* [What you should do]: Give only the number of lines that include the string "FXAA".

* [Supplied records]:
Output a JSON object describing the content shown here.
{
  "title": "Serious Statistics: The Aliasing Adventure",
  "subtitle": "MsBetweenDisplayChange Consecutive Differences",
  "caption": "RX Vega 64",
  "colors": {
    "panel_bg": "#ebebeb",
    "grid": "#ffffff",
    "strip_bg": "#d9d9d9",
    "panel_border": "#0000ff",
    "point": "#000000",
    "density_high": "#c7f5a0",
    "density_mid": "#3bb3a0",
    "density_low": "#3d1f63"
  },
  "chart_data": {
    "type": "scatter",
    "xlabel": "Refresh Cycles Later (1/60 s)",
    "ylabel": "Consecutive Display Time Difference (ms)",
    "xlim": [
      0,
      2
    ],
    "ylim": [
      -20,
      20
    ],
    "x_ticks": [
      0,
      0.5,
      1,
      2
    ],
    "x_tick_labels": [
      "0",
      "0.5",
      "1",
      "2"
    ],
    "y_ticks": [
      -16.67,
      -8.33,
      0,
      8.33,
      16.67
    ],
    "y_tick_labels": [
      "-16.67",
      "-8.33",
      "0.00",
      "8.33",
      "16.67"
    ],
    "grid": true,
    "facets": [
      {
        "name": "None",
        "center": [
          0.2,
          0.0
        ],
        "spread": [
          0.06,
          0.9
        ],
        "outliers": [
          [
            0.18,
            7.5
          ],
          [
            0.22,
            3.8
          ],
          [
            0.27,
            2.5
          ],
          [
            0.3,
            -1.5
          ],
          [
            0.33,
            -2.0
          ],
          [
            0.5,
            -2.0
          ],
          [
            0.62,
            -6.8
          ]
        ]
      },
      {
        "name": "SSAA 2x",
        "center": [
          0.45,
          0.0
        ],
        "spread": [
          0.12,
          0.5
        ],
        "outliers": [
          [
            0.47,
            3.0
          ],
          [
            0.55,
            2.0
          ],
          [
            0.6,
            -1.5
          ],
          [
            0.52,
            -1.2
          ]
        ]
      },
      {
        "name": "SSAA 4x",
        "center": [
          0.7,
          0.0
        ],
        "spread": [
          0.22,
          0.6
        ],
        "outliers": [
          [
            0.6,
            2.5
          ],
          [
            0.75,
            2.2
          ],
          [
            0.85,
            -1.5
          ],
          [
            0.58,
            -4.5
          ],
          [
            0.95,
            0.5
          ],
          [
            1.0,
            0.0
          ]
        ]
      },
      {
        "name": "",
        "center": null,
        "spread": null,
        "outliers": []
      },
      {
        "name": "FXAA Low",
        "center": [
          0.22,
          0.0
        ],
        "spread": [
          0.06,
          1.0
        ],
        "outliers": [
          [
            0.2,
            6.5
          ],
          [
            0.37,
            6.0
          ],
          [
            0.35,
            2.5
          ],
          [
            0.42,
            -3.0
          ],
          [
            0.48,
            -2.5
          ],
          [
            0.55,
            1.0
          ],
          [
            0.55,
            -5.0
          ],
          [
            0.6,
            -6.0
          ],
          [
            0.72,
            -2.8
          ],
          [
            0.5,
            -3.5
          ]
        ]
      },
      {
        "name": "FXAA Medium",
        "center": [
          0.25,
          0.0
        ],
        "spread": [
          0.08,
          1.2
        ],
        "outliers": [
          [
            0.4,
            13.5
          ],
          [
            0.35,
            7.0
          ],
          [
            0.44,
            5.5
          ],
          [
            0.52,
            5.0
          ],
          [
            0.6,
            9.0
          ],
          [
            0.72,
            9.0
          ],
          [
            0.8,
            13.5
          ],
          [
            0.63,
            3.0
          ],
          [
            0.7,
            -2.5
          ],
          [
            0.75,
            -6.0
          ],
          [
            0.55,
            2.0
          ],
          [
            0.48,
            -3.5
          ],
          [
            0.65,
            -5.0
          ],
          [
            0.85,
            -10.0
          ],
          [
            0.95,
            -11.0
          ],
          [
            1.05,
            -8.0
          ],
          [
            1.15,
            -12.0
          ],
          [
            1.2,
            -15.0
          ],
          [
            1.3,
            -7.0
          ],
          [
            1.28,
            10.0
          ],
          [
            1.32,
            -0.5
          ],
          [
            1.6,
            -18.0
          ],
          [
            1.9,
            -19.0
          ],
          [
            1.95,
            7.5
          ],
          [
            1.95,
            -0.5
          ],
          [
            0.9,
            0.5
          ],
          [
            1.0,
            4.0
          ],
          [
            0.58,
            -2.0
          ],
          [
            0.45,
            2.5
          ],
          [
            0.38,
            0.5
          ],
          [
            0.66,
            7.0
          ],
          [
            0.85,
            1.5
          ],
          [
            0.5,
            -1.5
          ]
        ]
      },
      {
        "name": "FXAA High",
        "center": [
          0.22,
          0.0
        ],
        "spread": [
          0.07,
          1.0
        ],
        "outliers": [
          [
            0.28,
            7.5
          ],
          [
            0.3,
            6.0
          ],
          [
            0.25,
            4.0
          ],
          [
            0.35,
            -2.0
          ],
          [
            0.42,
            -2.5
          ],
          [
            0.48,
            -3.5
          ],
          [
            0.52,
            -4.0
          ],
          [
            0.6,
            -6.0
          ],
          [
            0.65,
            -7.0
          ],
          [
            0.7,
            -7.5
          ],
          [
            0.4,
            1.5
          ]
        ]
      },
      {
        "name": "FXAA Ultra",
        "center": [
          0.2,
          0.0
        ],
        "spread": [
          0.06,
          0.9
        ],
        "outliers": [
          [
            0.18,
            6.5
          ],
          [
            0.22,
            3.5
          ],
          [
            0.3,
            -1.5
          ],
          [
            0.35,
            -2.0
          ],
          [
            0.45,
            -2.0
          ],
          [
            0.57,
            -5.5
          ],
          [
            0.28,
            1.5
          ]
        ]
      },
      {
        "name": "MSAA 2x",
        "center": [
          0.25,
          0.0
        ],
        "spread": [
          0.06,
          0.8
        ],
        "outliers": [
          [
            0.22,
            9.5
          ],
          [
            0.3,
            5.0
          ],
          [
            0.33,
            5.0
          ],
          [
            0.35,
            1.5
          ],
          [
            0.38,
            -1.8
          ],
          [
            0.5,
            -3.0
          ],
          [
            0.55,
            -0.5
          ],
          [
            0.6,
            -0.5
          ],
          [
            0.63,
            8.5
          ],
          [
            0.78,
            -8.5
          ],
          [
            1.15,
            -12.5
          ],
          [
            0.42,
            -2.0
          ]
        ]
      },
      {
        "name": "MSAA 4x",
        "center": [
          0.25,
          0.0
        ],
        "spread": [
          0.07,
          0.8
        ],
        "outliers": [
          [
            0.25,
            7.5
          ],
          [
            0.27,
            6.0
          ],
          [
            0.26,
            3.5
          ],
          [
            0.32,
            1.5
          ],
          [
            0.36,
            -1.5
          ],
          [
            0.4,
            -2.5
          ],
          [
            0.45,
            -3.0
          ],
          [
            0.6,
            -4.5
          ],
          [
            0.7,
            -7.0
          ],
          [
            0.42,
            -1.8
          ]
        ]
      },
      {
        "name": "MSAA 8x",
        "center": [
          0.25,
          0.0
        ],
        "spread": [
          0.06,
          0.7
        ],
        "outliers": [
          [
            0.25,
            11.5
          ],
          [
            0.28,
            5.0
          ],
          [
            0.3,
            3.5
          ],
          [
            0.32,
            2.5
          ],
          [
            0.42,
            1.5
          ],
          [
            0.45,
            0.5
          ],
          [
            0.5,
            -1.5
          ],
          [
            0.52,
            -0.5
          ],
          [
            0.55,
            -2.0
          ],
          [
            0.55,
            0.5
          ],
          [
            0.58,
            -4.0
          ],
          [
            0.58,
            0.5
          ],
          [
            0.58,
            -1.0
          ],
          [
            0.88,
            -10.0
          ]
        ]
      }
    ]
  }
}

* [Solved problem]: 4